EXERCISE -> Write out the entries below once more, exactly.

===== EXCERPTED DATA

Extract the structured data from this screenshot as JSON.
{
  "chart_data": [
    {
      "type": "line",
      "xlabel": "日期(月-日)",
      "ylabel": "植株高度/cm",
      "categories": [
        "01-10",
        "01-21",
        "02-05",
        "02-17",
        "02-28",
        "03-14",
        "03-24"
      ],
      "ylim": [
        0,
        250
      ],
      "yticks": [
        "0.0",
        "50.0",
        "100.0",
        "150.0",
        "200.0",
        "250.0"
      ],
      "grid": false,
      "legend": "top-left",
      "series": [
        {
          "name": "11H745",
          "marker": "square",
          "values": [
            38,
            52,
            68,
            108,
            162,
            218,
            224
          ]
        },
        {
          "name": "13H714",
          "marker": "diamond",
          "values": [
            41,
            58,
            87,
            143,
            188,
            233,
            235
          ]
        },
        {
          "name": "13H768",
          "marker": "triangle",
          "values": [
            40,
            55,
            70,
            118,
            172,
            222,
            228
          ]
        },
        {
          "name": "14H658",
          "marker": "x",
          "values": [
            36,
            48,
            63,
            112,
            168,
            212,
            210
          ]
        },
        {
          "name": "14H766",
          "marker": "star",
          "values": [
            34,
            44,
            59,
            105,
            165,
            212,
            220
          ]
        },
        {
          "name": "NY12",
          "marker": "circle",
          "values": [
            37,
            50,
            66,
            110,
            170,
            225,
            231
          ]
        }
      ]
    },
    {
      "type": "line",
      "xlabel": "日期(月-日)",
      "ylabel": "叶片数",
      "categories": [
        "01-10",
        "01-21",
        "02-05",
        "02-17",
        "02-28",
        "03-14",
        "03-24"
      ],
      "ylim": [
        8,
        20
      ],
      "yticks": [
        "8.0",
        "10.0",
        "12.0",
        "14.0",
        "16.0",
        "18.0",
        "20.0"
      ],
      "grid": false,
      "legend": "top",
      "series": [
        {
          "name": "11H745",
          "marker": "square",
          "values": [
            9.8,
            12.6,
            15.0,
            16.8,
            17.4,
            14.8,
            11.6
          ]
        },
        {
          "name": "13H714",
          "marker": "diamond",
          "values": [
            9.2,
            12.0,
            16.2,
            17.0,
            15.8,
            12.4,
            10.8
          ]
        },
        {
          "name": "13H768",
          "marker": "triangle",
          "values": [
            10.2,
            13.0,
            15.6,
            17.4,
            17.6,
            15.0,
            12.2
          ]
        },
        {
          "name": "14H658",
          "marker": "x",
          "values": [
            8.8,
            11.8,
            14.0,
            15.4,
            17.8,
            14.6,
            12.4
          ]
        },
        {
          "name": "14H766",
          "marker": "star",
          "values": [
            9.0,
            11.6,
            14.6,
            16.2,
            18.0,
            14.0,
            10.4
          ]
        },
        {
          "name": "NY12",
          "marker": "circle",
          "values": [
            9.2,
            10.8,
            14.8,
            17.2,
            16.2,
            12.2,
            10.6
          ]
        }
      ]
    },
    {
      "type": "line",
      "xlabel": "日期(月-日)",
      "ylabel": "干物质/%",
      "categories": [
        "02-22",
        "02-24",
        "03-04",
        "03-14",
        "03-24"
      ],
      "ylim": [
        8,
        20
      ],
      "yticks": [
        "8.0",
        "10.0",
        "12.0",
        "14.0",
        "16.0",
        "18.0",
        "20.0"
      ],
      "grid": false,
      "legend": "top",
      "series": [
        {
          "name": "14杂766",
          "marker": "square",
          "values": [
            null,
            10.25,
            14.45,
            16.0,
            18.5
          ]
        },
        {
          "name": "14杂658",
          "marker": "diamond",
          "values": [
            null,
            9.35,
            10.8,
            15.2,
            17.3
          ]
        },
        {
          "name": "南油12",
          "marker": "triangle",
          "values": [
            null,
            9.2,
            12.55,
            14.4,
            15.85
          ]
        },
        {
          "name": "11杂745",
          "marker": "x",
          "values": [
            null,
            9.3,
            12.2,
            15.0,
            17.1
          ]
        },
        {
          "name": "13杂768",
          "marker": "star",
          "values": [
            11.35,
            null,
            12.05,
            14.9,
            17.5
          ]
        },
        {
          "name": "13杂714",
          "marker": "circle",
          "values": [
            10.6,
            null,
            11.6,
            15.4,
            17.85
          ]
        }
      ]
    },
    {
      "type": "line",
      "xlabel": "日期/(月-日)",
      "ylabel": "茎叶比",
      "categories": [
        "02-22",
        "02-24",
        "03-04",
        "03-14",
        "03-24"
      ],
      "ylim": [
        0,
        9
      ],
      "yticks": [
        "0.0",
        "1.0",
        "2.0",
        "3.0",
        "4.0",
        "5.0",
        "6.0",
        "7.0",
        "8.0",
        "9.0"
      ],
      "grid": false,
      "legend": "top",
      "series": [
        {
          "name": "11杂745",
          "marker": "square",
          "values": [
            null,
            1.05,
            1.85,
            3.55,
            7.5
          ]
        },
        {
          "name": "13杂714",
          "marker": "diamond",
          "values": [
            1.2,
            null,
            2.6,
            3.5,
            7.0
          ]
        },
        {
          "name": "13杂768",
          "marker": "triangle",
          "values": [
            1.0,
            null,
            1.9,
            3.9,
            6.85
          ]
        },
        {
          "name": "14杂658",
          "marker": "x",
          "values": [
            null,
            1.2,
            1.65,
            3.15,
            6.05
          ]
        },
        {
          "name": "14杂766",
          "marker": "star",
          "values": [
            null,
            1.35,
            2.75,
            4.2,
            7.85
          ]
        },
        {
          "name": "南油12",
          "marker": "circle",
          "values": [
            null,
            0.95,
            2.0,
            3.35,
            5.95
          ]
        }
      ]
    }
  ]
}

==========

TASK SOLUTION ->
Extract the structured data from this screenshot as JSON.
{
  "chart_data": [
    {
      "type": "line",
      "xlabel": "日期(月-日)",
      "ylabel": "植株高度/cm",
      "categories": [
        "01-10",
        "01-21",
        "02-05",
        "02-17",
        "02-28",
        "03-14",
        "03-24"
      ],
      "ylim": [
        0,
        250
      ],
      "yticks": [
        "0.0",
        "50.0",
        "100.0",
        "150.0",
        "200.0",
        "250.0"
      ],
      "grid": false,
      "legend": "top-left",
      "series": [
        {
          "name": "11H745",
          "marker": "square",
          "values": [
            38,
            52,
            68,
            108,
            162,
            218,
            224
          ]
        },
        {
          "name": "13H714",
          "marker": "diamond",
          "values": [
            41,
            58,
            87,
            143,
            188,
            233,
            235
          ]
        },
        {
          "name": "13H768",
          "marker": "triangle",
          "values": [
            40,
            55,
            70,
            118,
            172,
            222,
            228
          ]
        },
        {
          "name": "14H658",
          "marker": "x",
          "values": [
            36,
            48,
            63,
            112,
            168,
            212,
            210
          ]
        },
        {
          "name": "14H766",
          "marker": "star",
          "values": [
            34,
            44,
            59,
            105,
            165,
            212,
            220
          ]
        },
        {
          "name": "NY12",
          "marker": "circle",
          "values": [
            37,
            50,
            66,
            110,
            170,
            225,
            231
          ]
        }
      ]
    },
    {
      "type": "line",
      "xlabel": "日期(月-日)",
      "ylabel": "叶片数",
      "categories": [
        "01-10",
        "01-21",
        "02-05",
        "02-17",
        "02-28",
        "03-14",
        "03-24"
      ],
      "ylim": [
        8,
        20
      ],
      "yticks": [
        "8.0",
        "10.0",
        "12.0",
        "14.0",
        "16.0",
        "18.0",
        "20.0"
      ],
      "grid": false,
      "legend": "top",
      "series": [
        {
          "name": "11H745",
          "marker": "square",
          "values": [
            9.8,
            12.6,
            15.0,
            16.8,
            17.4,
            14.8,
            11.6
          ]
        },
        {
          "name": "13H714",
          "marker": "diamond",
          "values": [
            9.2,
            12.0,
            16.2,
            17.0,
            15.8,
            12.4,
            10.8
          ]
        },
        {
          "name": "13H768",
          "marker": "triangle",
          "values": [
            10.2,
            13.0,
            15.6,
            17.4,
            17.6,
            15.0,
            12.2
          ]
        },
        {
          "name": "14H658",
          "marker": "x",
          "values": [
            8.8,
            11.8,
            14.0,
            15.4,
            17.8,
            14.6,
            12.4
          ]
        },
        {
          "name": "14H766",
          "marker": "star",
          "values": [
            9.0,
            11.6,
            14.6,
            16.2,
            18.0,
            14.0,
            10.4
          ]
        },
        {
          "name": "NY12",
          "marker": "circle",
          "values": [
            9.2,
            10.8,
            14.8,
            17.2,
            16.2,
            12.2,
            10.6
          ]
        }
      ]
    },
    {
      "type": "line",
      "xlabel": "日期(月-日)",
      "ylabel": "干物质/%",
      "categories": [
        "02-22",
        "02-24",
        "03-04",
        "03-14",
        "03-24"
      ],
      "ylim": [
        8,
        20
      ],
      "yticks": [
        "8.0",
        "10.0",
        "12.0",
        "14.0",
        "16.0",
        "18.0",
        "20.0"
      ],
      "grid": false,
      "legend": "top",
      "series": [
        {
          "name": "14杂766",
          "marker": "square",
          "values": [
            null,
            10.25,
            14.45,
            16.0,
            18.5
          ]
        },
        {
          "name": "14杂658",
          "marker": "diamond",
          "values": [
            null,
            9.35,
            10.8,
            15.2,
            17.3
          ]
        },
        {
          "name": "南油12",
          "marker": "triangle",
          "values": [
            null,
            9.2,
            12.55,
            14.4,
            15.85
          ]
        },
        {
          "name": "11杂745",
          "marker": "x",
          "values": [
            null,
            9.3,
            12.2,
            15.0,
            17.1
          ]
        },
        {
          "name": "13杂768",
          "marker": "star",
          "values": [
            11.35,
            null,
            12.05,
            14.9,
            17.5
          ]
        },
        {
          "name": "13杂714",
          "marker": "circle",
          "values": [
            10.6,
            null,
            11.6,
            15.4,
            17.85
          ]
        }
      ]
    },
    {
      "type": "line",
      "xlabel": "日期/(月-日)",
      "ylabel": "茎叶比",
      "categories": [
        "02-22",
        "02-24",
        "03-04",
        "03-14",
        "03-24"
      ],
      "ylim": [
        0,
        9
      ],
      "yticks": [
        "0.0",
        "1.0",
        "2.0",
        "3.0",
        "4.0",
        "5.0",
        "6.0",
        "7.0",
        "8.0",
        "9.0"
      ],
      "grid": false,
      "legend": "top",
      "series": [
        {
          "name": "11杂745",
          "marker": "square",
          "values": [
            null,
            1.05,
            1.85,
            3.55,
            7.5
          ]
        },
        {
          "name": "13杂714",
          "marker": "diamond",
          "values": [
            1.2,
            null,
            2.6,
            3.5,
            7.0
          ]
        },
        {
          "name": "13杂768",
          "marker": "triangle",
          "values": [
            1.0,
            null,
            1.9,
            3.9,
            6.85
          ]
        },
        {
          "name": "14杂658",
          "marker": "x",
          "values": [
            null,
            1.2,
            1.65,
            3.15,
            6.05
          ]
        },
        {
          "name": "14杂766",
          "marker": "star",
          "values": [
            null,
            1.35,
            2.75,
            4.2,
            7.85
          ]
        },
        {
          "name": "南油12",
          "marker": "circle",
          "values": [
            null,
            0.95,
            2.0,
            3.35,
            5.95
          ]
        }
      ]
    }
  ]
}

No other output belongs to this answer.